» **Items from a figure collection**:
▽
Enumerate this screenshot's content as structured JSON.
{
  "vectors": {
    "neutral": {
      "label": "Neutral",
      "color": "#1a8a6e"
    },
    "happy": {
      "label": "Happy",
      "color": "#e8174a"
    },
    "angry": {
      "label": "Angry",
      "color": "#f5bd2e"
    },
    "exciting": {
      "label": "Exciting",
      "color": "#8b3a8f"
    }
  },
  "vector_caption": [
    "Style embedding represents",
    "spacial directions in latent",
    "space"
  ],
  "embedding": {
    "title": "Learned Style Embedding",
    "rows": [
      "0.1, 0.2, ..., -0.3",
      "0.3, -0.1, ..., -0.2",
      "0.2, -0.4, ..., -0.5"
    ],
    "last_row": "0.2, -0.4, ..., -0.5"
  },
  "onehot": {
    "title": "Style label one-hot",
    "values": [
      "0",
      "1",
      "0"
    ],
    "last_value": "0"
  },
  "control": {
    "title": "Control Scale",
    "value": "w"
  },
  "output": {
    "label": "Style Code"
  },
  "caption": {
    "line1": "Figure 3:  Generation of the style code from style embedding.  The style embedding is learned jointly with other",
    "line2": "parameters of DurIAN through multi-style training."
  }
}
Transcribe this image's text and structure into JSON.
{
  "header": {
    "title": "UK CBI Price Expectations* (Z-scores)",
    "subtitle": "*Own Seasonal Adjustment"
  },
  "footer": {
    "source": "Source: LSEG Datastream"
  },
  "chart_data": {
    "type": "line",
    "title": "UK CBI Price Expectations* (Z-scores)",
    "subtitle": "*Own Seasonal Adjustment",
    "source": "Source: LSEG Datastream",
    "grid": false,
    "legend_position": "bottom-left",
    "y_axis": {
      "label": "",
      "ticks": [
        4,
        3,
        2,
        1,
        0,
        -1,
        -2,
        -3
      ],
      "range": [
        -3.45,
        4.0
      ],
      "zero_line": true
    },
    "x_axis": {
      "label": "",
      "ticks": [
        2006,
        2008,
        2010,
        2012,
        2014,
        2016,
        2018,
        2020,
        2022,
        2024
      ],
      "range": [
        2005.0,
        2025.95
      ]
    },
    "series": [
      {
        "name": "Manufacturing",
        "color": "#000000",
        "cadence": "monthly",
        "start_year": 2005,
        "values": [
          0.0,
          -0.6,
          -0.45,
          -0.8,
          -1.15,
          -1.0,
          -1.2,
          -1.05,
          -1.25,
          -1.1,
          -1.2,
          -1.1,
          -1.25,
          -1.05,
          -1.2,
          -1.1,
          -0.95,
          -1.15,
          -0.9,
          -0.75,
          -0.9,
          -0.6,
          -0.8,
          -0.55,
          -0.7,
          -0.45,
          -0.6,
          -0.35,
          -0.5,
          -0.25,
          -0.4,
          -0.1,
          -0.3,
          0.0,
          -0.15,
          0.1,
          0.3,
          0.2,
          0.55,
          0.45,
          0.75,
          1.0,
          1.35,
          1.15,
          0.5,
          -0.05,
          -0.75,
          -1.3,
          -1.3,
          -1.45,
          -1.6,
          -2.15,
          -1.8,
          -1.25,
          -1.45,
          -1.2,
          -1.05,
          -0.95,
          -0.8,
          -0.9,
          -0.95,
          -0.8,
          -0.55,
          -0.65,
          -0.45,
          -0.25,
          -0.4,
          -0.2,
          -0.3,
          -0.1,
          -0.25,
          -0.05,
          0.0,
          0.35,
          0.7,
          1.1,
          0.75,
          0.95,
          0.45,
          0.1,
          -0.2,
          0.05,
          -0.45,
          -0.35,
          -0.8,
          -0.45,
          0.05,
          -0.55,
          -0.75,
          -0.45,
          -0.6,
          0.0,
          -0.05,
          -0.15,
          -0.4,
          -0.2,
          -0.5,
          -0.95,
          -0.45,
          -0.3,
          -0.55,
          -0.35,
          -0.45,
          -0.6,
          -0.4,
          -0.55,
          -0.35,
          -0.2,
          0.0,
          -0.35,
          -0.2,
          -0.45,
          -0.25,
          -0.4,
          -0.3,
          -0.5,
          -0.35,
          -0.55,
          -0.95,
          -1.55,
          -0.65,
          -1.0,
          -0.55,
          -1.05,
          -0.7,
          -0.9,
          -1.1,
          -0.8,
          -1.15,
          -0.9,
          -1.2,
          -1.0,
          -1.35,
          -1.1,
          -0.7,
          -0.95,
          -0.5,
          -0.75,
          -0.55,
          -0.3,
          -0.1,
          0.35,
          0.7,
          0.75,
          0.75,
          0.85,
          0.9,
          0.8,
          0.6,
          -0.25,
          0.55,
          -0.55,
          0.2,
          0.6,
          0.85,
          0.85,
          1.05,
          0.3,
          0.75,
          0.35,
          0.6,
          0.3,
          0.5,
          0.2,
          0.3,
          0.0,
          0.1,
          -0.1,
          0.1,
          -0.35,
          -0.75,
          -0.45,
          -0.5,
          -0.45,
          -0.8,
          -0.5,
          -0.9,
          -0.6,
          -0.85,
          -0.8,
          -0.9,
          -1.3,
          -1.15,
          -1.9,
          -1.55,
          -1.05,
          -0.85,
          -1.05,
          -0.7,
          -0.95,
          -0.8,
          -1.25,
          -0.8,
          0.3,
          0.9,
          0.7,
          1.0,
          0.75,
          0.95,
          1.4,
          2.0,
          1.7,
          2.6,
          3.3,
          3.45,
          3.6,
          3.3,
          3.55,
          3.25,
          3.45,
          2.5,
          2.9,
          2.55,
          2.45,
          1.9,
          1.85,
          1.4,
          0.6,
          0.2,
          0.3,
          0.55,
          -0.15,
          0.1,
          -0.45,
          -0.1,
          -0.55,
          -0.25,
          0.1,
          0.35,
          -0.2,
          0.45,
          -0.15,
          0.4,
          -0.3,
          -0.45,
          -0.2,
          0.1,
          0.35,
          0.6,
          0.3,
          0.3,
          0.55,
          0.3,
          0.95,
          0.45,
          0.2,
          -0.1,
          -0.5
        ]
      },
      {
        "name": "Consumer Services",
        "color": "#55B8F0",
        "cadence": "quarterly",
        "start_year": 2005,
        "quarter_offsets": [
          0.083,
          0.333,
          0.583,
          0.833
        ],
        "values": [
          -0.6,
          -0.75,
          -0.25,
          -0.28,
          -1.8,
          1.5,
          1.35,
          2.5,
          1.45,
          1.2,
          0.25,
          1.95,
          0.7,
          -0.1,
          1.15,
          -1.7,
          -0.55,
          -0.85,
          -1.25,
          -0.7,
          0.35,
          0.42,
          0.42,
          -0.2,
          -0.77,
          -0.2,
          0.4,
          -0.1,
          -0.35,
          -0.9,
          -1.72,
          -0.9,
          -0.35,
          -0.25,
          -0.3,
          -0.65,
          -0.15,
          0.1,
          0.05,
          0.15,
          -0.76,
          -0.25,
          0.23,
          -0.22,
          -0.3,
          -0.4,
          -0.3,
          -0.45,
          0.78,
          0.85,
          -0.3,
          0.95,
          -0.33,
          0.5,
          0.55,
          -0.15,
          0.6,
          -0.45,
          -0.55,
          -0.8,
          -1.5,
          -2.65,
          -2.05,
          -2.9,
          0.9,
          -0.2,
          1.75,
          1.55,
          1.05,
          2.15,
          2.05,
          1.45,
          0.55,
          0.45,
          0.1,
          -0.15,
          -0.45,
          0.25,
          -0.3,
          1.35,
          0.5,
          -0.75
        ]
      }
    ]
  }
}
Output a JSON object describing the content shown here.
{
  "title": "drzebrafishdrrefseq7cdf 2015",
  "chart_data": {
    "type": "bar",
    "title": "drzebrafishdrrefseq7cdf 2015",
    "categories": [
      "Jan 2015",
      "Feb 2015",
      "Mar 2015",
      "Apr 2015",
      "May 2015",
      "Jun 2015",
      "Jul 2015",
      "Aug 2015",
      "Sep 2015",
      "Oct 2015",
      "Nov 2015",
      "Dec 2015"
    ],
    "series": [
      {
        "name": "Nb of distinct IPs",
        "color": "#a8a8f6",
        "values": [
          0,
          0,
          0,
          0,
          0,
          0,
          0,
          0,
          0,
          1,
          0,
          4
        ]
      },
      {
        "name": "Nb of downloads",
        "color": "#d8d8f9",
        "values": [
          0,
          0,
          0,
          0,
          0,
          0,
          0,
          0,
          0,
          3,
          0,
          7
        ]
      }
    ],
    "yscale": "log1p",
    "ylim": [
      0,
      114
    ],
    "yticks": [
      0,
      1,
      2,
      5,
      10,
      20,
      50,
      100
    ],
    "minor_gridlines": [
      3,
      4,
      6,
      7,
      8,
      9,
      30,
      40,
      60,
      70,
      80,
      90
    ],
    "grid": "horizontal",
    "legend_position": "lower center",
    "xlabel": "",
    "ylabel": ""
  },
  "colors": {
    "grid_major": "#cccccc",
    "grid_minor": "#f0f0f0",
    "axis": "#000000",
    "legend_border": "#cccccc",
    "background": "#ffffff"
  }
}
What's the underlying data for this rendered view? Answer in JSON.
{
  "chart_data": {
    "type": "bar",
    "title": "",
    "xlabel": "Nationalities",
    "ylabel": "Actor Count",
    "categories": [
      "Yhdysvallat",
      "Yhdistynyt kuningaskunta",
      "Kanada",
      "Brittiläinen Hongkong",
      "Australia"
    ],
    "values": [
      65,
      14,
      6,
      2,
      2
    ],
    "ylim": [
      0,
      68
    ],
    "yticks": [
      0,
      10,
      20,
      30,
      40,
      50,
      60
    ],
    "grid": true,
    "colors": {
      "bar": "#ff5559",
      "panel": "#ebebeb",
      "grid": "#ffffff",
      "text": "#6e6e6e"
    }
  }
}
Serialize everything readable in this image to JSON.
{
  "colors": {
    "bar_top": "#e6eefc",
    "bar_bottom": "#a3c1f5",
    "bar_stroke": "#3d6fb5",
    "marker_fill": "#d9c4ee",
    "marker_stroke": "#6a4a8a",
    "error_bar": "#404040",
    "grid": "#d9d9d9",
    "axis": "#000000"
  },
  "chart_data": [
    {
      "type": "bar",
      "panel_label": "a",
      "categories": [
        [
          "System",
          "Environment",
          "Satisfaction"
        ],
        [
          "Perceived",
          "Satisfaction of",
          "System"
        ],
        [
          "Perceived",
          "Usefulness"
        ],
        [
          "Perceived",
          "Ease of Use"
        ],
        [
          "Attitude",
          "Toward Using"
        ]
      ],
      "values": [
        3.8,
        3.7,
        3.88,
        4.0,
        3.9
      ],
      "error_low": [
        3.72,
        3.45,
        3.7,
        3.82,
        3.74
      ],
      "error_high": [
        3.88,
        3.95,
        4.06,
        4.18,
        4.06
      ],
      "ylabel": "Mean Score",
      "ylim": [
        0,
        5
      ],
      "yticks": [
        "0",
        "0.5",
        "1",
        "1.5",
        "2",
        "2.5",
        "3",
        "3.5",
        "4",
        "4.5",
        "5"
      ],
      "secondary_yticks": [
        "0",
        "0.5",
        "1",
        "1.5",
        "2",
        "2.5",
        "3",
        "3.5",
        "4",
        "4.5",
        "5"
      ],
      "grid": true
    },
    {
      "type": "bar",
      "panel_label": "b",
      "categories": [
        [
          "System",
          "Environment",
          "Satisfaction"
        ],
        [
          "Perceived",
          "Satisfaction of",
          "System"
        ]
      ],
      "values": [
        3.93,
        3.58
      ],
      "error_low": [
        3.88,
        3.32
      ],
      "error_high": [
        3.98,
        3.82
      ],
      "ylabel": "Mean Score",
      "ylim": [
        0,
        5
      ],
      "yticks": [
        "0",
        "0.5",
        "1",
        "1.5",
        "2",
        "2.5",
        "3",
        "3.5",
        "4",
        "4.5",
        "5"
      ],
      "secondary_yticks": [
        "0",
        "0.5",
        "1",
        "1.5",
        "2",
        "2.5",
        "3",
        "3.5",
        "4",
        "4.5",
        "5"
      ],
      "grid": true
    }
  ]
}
△
» **Objective**: Where a line contains the string "LSEG", extract that line.

» **Response to this exercise**:
    "source": "Source: LSEG Datastream"
    "source": "Source: LSEG Datastream",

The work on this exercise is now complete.